-- START OF Given data --

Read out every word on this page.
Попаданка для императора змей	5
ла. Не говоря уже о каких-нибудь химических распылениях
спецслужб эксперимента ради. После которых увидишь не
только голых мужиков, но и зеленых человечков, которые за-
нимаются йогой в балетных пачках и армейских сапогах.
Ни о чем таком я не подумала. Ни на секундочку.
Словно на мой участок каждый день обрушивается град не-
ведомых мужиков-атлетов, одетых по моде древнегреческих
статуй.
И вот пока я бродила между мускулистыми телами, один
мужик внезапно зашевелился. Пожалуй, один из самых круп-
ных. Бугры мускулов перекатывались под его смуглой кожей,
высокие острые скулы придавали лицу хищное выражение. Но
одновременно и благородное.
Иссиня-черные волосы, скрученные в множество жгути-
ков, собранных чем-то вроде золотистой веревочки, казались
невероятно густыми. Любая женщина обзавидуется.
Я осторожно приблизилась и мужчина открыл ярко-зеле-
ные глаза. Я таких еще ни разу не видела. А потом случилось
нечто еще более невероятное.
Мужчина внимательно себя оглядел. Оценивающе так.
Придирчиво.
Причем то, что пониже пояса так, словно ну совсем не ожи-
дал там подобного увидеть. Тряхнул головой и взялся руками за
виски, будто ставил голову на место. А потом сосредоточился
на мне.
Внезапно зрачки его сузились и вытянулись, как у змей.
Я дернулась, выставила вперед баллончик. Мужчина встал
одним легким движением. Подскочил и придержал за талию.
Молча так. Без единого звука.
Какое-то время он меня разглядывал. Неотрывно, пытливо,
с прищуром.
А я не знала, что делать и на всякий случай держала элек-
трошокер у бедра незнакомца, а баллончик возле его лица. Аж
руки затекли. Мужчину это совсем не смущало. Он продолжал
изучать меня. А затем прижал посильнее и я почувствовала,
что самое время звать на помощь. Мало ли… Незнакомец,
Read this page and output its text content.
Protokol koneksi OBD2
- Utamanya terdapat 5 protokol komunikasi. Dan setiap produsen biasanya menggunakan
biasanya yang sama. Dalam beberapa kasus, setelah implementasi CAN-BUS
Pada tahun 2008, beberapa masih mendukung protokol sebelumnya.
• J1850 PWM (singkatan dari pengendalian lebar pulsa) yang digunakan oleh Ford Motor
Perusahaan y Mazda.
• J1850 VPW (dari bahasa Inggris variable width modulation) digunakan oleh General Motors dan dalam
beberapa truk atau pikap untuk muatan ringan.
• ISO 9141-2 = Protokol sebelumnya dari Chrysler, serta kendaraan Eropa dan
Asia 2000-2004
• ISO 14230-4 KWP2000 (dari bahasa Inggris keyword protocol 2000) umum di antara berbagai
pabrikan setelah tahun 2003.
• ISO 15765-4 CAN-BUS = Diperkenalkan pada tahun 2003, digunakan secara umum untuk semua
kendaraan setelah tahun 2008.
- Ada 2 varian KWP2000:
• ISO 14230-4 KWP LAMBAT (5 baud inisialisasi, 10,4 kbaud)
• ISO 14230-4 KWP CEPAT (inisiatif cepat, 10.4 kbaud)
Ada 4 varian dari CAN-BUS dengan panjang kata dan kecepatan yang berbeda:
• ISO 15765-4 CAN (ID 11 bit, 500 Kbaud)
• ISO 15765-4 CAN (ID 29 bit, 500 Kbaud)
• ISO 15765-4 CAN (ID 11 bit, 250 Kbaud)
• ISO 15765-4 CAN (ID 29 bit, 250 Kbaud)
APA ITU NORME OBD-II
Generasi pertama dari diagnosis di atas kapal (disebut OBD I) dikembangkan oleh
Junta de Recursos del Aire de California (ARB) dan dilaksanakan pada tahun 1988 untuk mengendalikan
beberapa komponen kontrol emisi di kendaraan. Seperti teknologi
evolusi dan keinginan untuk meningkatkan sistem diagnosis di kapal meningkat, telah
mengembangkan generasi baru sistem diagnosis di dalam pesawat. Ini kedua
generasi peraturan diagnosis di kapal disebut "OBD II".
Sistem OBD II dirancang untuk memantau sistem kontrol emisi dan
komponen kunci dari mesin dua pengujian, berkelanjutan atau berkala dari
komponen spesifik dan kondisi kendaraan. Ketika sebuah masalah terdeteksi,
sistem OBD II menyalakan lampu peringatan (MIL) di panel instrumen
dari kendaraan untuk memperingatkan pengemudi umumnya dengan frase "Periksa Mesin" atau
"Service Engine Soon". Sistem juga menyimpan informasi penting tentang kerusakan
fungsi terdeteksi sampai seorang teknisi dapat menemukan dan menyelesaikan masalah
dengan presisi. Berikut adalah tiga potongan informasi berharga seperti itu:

-- END OF Given data --

Directions>
Restate every record exactly, leaving nothing out.

Problem solution>
Read out every word on this page.
Попаданка для императора змей	5
ла. Не говоря уже о каких-нибудь химических распылениях
спецслужб эксперимента ради. После которых увидишь не
только голых мужиков, но и зеленых человечков, которые за-
нимаются йогой в балетных пачках и армейских сапогах.
Ни о чем таком я не подумала. Ни на секундочку.
Словно на мой участок каждый день обрушивается град не-
ведомых мужиков-атлетов, одетых по моде древнегреческих
статуй.
И вот пока я бродила между мускулистыми телами, один
мужик внезапно зашевелился. Пожалуй, один из самых круп-
ных. Бугры мускулов перекатывались под его смуглой кожей,
высокие острые скулы придавали лицу хищное выражение. Но
одновременно и благородное.
Иссиня-черные волосы, скрученные в множество жгути-
ков, собранных чем-то вроде золотистой веревочки, казались
невероятно густыми. Любая женщина обзавидуется.
Я осторожно приблизилась и мужчина открыл ярко-зеле-
ные глаза. Я таких еще ни разу не видела. А потом случилось
нечто еще более невероятное.
Мужчина внимательно себя оглядел. Оценивающе так.
Придирчиво.
Причем то, что пониже пояса так, словно ну совсем не ожи-
дал там подобного увидеть. Тряхнул головой и взялся руками за
виски, будто ставил голову на место. А потом сосредоточился
на мне.
Внезапно зрачки его сузились и вытянулись, как у змей.
Я дернулась, выставила вперед баллончик. Мужчина встал
одним легким движением. Подскочил и придержал за талию.
Молча так. Без единого звука.
Какое-то время он меня разглядывал. Неотрывно, пытливо,
с прищуром.
А я не знала, что делать и на всякий случай держала элек-
трошокер у бедра незнакомца, а баллончик возле его лица. Аж
руки затекли. Мужчину это совсем не смущало. Он продолжал
изучать меня. А затем прижал посильнее и я почувствовала,
что самое время звать на помощь. Мало ли… Незнакомец,
Read this page and output its text content.
Protokol koneksi OBD2
- Utamanya terdapat 5 protokol komunikasi. Dan setiap produsen biasanya menggunakan
biasanya yang sama. Dalam beberapa kasus, setelah implementasi CAN-BUS
Pada tahun 2008, beberapa masih mendukung protokol sebelumnya.
• J1850 PWM (singkatan dari pengendalian lebar pulsa) yang digunakan oleh Ford Motor
Perusahaan y Mazda.
• J1850 VPW (dari bahasa Inggris variable width modulation) digunakan oleh General Motors dan dalam
beberapa truk atau pikap untuk muatan ringan.
• ISO 9141-2 = Protokol sebelumnya dari Chrysler, serta kendaraan Eropa dan
Asia 2000-2004
• ISO 14230-4 KWP2000 (dari bahasa Inggris keyword protocol 2000) umum di antara berbagai
pabrikan setelah tahun 2003.
• ISO 15765-4 CAN-BUS = Diperkenalkan pada tahun 2003, digunakan secara umum untuk semua
kendaraan setelah tahun 2008.
- Ada 2 varian KWP2000:
• ISO 14230-4 KWP LAMBAT (5 baud inisialisasi, 10,4 kbaud)
• ISO 14230-4 KWP CEPAT (inisiatif cepat, 10.4 kbaud)
Ada 4 varian dari CAN-BUS dengan panjang kata dan kecepatan yang berbeda:
• ISO 15765-4 CAN (ID 11 bit, 500 Kbaud)
• ISO 15765-4 CAN (ID 29 bit, 500 Kbaud)
• ISO 15765-4 CAN (ID 11 bit, 250 Kbaud)
• ISO 15765-4 CAN (ID 29 bit, 250 Kbaud)
APA ITU NORME OBD-II
Generasi pertama dari diagnosis di atas kapal (disebut OBD I) dikembangkan oleh
Junta de Recursos del Aire de California (ARB) dan dilaksanakan pada tahun 1988 untuk mengendalikan
beberapa komponen kontrol emisi di kendaraan. Seperti teknologi
evolusi dan keinginan untuk meningkatkan sistem diagnosis di kapal meningkat, telah
mengembangkan generasi baru sistem diagnosis di dalam pesawat. Ini kedua
generasi peraturan diagnosis di kapal disebut "OBD II".
Sistem OBD II dirancang untuk memantau sistem kontrol emisi dan
komponen kunci dari mesin dua pengujian, berkelanjutan atau berkala dari
komponen spesifik dan kondisi kendaraan. Ketika sebuah masalah terdeteksi,
sistem OBD II menyalakan lampu peringatan (MIL) di panel instrumen
dari kendaraan untuk memperingatkan pengemudi umumnya dengan frase "Periksa Mesin" atau
"Service Engine Soon". Sistem juga menyimpan informasi penting tentang kerusakan
fungsi terdeteksi sampai seorang teknisi dapat menemukan dan menyelesaikan masalah
dengan presisi. Berikut adalah tiga potongan informasi berharga seperti itu:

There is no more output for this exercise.